Exercise objective: Please report every line in the entries that contains the string "diem".

-- Excerpted data follows --

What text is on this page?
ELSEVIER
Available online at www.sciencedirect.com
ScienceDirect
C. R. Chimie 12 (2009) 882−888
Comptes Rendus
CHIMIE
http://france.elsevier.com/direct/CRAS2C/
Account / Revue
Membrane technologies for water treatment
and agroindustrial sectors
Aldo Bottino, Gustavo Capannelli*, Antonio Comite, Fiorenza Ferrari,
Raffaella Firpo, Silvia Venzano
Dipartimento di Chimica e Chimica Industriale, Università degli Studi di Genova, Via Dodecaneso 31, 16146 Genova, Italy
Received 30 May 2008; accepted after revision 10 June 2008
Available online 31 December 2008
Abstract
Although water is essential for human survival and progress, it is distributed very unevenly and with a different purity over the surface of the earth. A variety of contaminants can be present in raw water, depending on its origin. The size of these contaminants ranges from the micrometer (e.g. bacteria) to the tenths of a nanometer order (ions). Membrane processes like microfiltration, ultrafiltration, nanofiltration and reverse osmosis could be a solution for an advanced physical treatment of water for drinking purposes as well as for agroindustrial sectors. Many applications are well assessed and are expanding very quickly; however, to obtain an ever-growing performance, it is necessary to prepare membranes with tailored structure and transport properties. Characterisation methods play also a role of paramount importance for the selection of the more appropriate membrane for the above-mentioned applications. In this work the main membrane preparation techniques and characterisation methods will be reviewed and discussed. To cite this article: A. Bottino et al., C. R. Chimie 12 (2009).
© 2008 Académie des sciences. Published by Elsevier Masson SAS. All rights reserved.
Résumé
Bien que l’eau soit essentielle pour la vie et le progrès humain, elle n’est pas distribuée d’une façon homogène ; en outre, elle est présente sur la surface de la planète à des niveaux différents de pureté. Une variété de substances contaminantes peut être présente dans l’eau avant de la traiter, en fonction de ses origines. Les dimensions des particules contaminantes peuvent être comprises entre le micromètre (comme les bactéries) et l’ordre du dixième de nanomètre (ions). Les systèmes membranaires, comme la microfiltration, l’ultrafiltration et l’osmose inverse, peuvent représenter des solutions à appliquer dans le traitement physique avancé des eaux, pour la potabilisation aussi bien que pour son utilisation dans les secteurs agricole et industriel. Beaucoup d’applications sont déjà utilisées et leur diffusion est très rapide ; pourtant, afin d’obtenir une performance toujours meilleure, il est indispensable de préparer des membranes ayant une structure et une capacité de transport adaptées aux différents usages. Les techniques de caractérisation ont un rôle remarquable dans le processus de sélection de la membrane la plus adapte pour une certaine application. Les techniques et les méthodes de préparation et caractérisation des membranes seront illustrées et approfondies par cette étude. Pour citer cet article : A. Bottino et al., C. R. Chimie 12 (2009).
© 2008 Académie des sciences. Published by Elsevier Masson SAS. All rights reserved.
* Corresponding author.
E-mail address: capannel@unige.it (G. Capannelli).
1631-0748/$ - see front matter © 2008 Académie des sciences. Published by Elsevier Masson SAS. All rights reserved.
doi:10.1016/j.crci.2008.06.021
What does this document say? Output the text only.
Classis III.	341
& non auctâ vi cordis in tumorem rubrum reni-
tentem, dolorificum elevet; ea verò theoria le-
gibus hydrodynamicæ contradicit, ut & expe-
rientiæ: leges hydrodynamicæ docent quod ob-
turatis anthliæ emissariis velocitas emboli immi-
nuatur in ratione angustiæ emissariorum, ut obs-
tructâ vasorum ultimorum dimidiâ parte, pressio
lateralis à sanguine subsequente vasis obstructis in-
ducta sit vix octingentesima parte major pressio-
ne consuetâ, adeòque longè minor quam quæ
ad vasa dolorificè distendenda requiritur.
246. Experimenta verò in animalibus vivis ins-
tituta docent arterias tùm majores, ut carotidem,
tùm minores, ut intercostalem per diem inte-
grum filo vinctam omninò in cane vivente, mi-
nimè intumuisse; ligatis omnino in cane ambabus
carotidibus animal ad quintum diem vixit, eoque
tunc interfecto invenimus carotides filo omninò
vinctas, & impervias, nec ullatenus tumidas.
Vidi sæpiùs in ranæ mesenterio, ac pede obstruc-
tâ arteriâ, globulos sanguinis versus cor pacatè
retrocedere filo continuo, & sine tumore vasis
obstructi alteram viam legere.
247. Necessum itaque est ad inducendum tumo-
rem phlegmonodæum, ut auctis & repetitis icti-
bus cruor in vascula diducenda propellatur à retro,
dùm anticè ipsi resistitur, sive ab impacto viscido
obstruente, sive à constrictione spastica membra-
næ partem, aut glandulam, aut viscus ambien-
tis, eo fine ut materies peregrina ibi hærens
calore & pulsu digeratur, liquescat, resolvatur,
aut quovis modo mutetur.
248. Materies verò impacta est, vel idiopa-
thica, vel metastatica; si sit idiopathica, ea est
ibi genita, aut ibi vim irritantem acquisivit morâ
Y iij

-- Excerpted data concluded --

Exercise response:
tùm minores, ut intercostalem per diem inte-
carotidibus animal ad quintum diem vixit, eoque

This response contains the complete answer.